• [Actions to take]:
A) In the JITServer text, which release of Eclipse OpenJ9 officially made JITServer available for the Linux on IBM z System/LinuxONE platforms?
B) Extend the JITServer text by writing what comes after its last sentence.

Exploring JITServer on the new Linux on IBM z16 Platform

With the recent 0.32 release of Eclipse OpenJ9, the JITServer technology was officially released and made available for the Linux on IBM z System/LinuxONE platforms. This release also coincides with the recently launched IBM z16 technology. This blog will provide an overview of the JITServer technology and demonstrate some of its key benefits using the latest hardware available on the IBM z System platform.

JITServer

The JITServer technology decouples the Just-In-Time Compiler (JIT) from the Java Virtual Machine (JVM), allowing the JIT to function as a standalone tool. JITServer’s goal is to offload the JIT compilation workload from the client JVM to a JITServer, so that the client JVM/application can reap the benefits of JIT compiled methods without having to perform Java method compilation work locally. You can learn more about OpenJ9’s JITServer technology from our previous blog posts and from the OpenJ9 docs.

This blog post will demonstrate the key benefits of using JITServer using the Acme Air sample application as a benchmark. The Acme Air application models a Jakarta EE application for a fictitious airline that provides several APIs and microservices such as flight bookings with thousands of database entries. You can learn more about Acme Air here.

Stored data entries
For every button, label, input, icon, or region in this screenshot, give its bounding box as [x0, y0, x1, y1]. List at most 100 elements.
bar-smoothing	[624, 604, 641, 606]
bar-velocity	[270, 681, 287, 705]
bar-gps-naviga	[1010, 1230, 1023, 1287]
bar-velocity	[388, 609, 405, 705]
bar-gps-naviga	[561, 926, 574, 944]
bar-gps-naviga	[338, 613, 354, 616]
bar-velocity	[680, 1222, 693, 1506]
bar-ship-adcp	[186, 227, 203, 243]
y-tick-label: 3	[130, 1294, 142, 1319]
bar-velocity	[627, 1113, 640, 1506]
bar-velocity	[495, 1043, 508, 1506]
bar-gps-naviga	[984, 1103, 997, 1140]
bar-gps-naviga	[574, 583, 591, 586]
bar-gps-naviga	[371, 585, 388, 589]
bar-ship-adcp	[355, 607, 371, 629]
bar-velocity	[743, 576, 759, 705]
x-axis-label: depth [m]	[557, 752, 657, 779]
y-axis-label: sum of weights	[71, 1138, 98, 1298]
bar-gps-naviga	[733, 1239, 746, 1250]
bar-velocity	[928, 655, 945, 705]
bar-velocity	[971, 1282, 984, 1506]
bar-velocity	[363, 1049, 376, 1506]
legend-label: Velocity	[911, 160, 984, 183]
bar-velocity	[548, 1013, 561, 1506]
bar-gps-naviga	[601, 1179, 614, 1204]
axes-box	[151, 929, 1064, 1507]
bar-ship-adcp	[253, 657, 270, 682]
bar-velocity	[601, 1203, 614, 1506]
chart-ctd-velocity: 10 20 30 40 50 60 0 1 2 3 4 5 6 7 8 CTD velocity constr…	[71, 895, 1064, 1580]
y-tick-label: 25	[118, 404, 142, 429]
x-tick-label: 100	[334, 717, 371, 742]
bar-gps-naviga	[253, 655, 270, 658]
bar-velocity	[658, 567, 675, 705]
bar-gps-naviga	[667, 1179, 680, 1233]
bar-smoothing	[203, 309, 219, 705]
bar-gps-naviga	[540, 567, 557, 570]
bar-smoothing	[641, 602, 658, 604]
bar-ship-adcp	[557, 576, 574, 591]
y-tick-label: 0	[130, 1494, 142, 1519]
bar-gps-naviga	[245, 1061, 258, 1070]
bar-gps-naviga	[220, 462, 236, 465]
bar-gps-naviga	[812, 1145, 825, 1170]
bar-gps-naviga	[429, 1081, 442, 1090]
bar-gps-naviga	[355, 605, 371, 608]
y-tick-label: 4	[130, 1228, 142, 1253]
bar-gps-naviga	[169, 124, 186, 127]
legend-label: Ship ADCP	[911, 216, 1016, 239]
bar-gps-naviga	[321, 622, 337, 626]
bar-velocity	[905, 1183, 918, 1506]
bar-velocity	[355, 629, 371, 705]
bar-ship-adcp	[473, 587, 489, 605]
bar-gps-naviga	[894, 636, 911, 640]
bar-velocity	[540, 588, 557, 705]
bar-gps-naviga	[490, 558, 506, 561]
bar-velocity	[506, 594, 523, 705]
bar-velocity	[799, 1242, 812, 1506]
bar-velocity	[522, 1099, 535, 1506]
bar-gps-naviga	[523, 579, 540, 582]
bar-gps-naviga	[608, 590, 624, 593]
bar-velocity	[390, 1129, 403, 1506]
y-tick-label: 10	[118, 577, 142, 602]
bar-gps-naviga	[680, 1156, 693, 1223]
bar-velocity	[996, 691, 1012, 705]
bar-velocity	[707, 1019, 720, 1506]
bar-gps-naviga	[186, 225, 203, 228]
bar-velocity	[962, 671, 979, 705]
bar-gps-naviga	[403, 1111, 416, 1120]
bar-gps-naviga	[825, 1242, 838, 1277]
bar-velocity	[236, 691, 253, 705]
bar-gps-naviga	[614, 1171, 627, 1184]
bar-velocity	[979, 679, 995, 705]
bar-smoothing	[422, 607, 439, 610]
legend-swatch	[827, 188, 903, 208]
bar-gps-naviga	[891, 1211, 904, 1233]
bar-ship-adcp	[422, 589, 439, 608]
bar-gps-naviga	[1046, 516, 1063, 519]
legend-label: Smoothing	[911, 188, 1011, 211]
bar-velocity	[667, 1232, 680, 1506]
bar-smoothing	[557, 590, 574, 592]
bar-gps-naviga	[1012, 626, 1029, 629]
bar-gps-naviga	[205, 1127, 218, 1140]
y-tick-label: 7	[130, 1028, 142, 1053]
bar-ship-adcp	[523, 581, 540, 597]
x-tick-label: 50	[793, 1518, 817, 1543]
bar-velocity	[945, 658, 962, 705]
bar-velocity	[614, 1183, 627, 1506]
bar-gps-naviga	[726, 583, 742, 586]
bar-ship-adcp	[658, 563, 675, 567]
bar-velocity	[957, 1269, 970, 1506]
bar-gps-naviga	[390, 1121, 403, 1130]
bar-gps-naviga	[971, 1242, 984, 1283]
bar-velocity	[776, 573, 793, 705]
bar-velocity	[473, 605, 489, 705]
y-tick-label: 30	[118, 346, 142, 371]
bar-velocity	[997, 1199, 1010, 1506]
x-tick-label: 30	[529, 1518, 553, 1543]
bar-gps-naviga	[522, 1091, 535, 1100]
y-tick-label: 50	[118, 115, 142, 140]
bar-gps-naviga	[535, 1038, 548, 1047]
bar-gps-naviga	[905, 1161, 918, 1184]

• [Answers given]:
A) The 0.32 release.

B)
How to get started with JITServer

Launching a JITServer on a server machine is a very straightforward task. All you need is to run the following command:

<jdkHome>/bin/jitserver

This will launch the JITServer on your machine. In order to instruct your Java application (i.e. the client JVM) to use a JITServer, you must provide the following JVM options when launching your Java application:

“-XX:+UseJITServer -XX:JITServerAddress=<JITServer server name>"

Note: If the JITServer process is being run on the same machine as the Java application, then the `-XX:JITServerAddress` option can be omitted. Moreover, if the JITServer process is executed in a docker container on the same bridge network as the Java application, then you can use the container name as the server’s address.

Our benchmark setup

The benchmark we will be using is AcmeAir, an application built on Open Liberty that simulates an airline reservation system. The AcmeAir application is able to handle billions of API calls/day and can be deployed to public clouds, so it can be used as a real-world example of a modern, distributed Java application.

To simulate a multi-node environment, the AcmeAir app, MongoDB database, and JMeter load driver for the benchmark will be running in separate Docker containers. The JITServer instance will also be running in its own container for experiments where JITServer is enabled. 

We will be using the new IBM z16 system with RHEL 8.2 as our benchmarking platform.

For each scenario, we will perform both a cold and a warm run in order to demonstrate the performance gains provided by OpenJ9’s Shared Class Cache (SCC) facility. The SCC improves startup performance by placing classes that an application needs into a a shared class cache. This is colloquially referred to as the cold run. When the application runs, it is able to start faster as many of the classes it needs are available again. This subsequent run is the warm run. You can learn more about the SCC facility and its benefits here. Unless noted otherwise, the results displayed in this blog post were measured from warm runs.

For each scenario, we will limit the resources available to the container running AcmeAir/Liberty Server and compare the results when running with and without JITServer.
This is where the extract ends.